- LES TÂCHES -
• a. D'après la décision sur l'appel de Rosedale Transport Limited, à quelle date la déléguée ministérielle a-t-elle procédé à l'enquête de suivi ?
• b. Poursuivez la rédaction de la décision sur l'appel de Rosedale Transport Limited à partir de l'endroit où elle s'arrête.

- EXTRAIT DU TEXTE -

* * * * * * *

2019 TSSTC 21

Date : 2019-11-06

Dossier : 2019-22

Entre :.

Rosedale Transport Limited, appelante

Indexé sous : Rosedale Transport Limited

Affaire : Appel interjeté en vertu du paragraphe 146(1) du Code canadien du travail à l’encontre d’une instruction émise par un représentant délégué par le ministre du Travail.

Décision : L’instruction est modifiée.

Décision rendue par : Mme Ginette Brazeau, agente d’appel

Langue de la décision : Anglais

Pour l’appelante : M. Brian Topping, directeur, Rosedale Transport Limited

Référence : 2019 TSSTC 21

Motifs de la décision

[1] Les présents motifs concernent un appel interjeté aux termes du paragraphe 146(1) du Code canadien du travail (le Code) par Rosedale Transport Limited (l’appelante) à l’encontre d’une instruction émise le 3 mai 2019 par Mme Michelle Sterling, en qualité de représentante déléguée par le ministre du Travail (la déléguée ministérielle).

Contexte

[2] Le 6 juillet 2018, la déléguée ministérielle s’est rendue au lieu de travail exploité par l’appelante afin de mener une enquête générale. À la suite de son enquête, la déléguée ministérielle a trouvé onze violations du Code. L’une des violations trouvées par la déléguée ministérielle était le défaut de l’appelante de présenter le Rapport du comité local 2017 avant le 1er mars 2018. Le 19 juillet 2018, la déléguée ministérielle a rencontré l’appelante et a obtenu une Promesse de conformité volontaire (PCV) pour les violations trouvées. La PCV, signée par l’appelante, précise que le Rapport du comité local devait être soumis au plus tard le 1er mars de chaque année. 

[3] Le 23 avril 2019, la déléguée ministérielle a procédé à une enquête de suivi auprès de l’appelante. Elle a conclu que l’appelante n’avait pas soumis le Rapport du comité local au plus tard à la date prescrite qui était le 1er mars 2019. Puisque l’appelante avait reçu une PCV concernant la même violation l’année précédente, la déléguée ministérielle a émis une instruction en vertu du paragraphe 145(1) du Code. L’instruction se lit comme suit :

Dans l’affaire du Code canadien du travail

Partie II — Santé et sécurité au travail

Instruction à l’employeur en vertu du paragraphe 145(1)

* * * * * * *

- DONNÉES BRUTES -
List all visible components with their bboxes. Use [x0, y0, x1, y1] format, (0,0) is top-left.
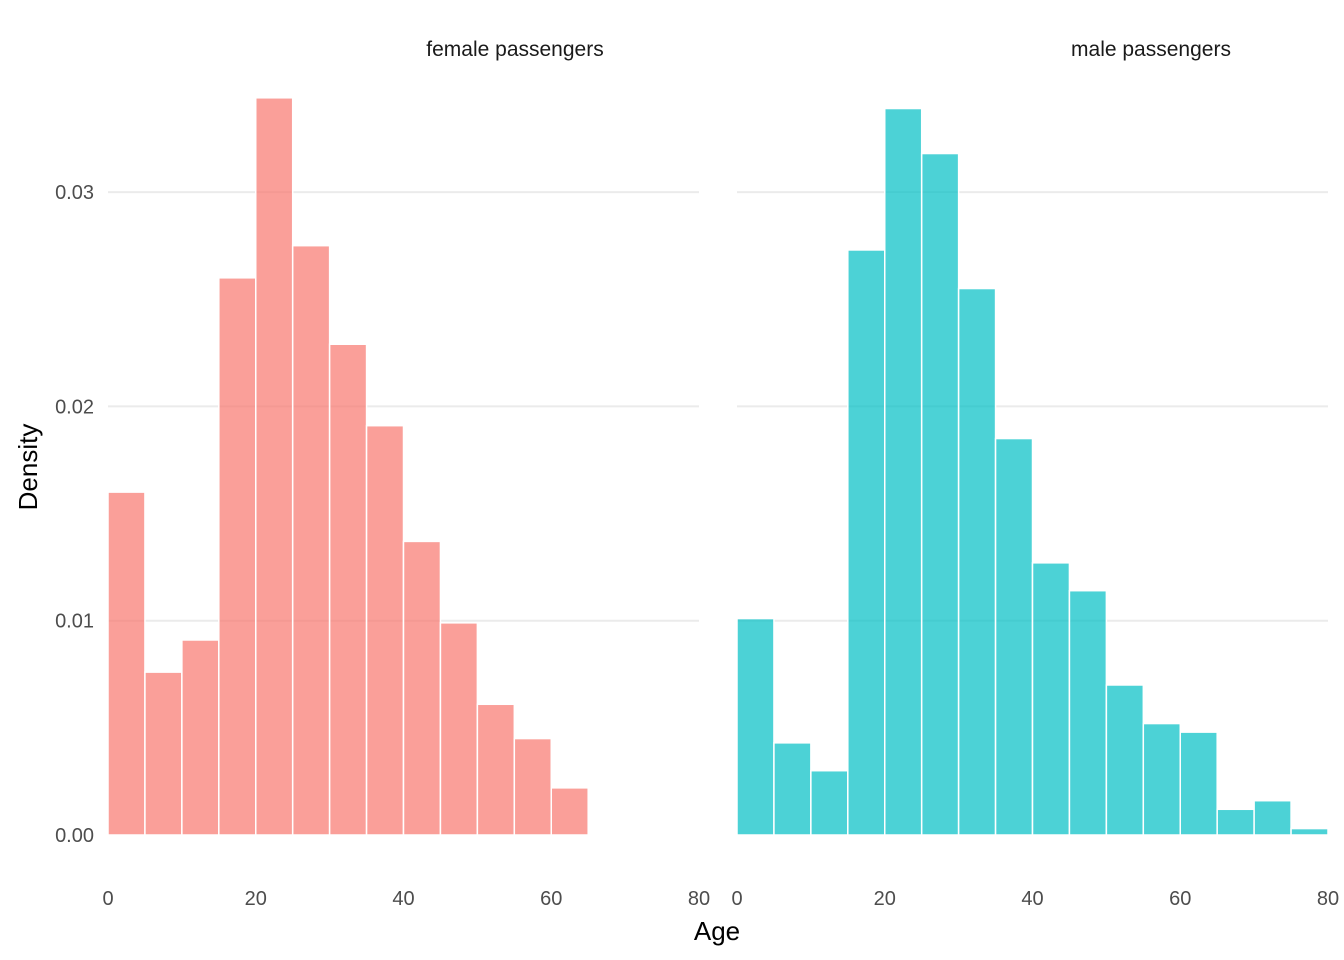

* * * * * * *

- RÉPONSES AUX TÂCHES -
• a. Le 23 avril 2019.

• b.
Le 23 avril 2019, la représentante déléguée par le ministre du Travail soussignée a procédé à une enquête dans le lieu de travail exploité par Rosedale Transport Limited, employeur assujetti à la partie II du Code canadien du travail, et sis au 3960, Commerce Road, London (Ontario), N6N 1P8, ledit lieu étant parfois connu sous le nom de Rosedale Transport.

Ladite représentante déléguée par le ministre du Travail est d’avis qu’une contravention à la disposition suivante de la partie II du Code canadien du travail a été commise :

Alinéa 135.2(1)(g) – partie II du Code canadien du travail

Paragraphe 9(1) – Règlement sur les comités d’orientation, les comités locaux et les représentants en matière de santé et de sécurité

L’employeur n’a pas présenté le Rapport du comité local au ministre avant le 1er mars 2019 pour les activités du comité pendant l’année civile 2018.

Par conséquent, il vous est ordonné par les présentes, en vertu de l’alinéa 145(1)(a) de la partie II du Code canadien du travail, de mettre fin à la contravention au plus tard le 17 mai 2019.

Il vous est aussi ordonné par les présentes, en vertu de l’alinéa 145(1)(b) de la partie II du Code canadien du travail de prendre des mesures pour empêcher la continuation de la contravention ou sa répétition.

Fait à London, ce 3e jour de mai 2019.

[Signé]
Michelle Sterling
Représentante déléguée par le ministre du Travail

[4] L’appelante a porté en appel cette instruction le 6 mai 2019, alléguant que l’instruction n’était pas nécessaire et que la déléguée ministérielle n’était pas impartiale à son égard. Après avoir révisé et examiné ce dossier, j’ai invité l’appelante à fournir des observations écrites complètes pour appuyer l’appel avant le 16 septembre 2019.

Observations de l’appelante

[5] L’appelante soutient que le Rapport du comité local 2018 a été rempli au début de 2019, mais que M. Greg Tonelli, le gérant de terminal à London, a oublié de le remettre. L’appelante affirme que lorsqu’elle a été avisée de l’omission, elle a immédiatement soumis le Rapport du comité local. L’appelante soutient que cette erreur était un oubli et non une tentative de contourner les obligations du Code.

[6] L’appelante croit que l’instruction n’était pas nécessaire, puisqu’elle a toujours respecté toutes les règles et tous les règlements, en particulier la partie II du Code. L’appelante est d’avis que l’instruction a été émise à la suite d’un désaccord avec la déléguée ministérielle lors d’une réunion qui a eu lieu le 6 juillet 2018.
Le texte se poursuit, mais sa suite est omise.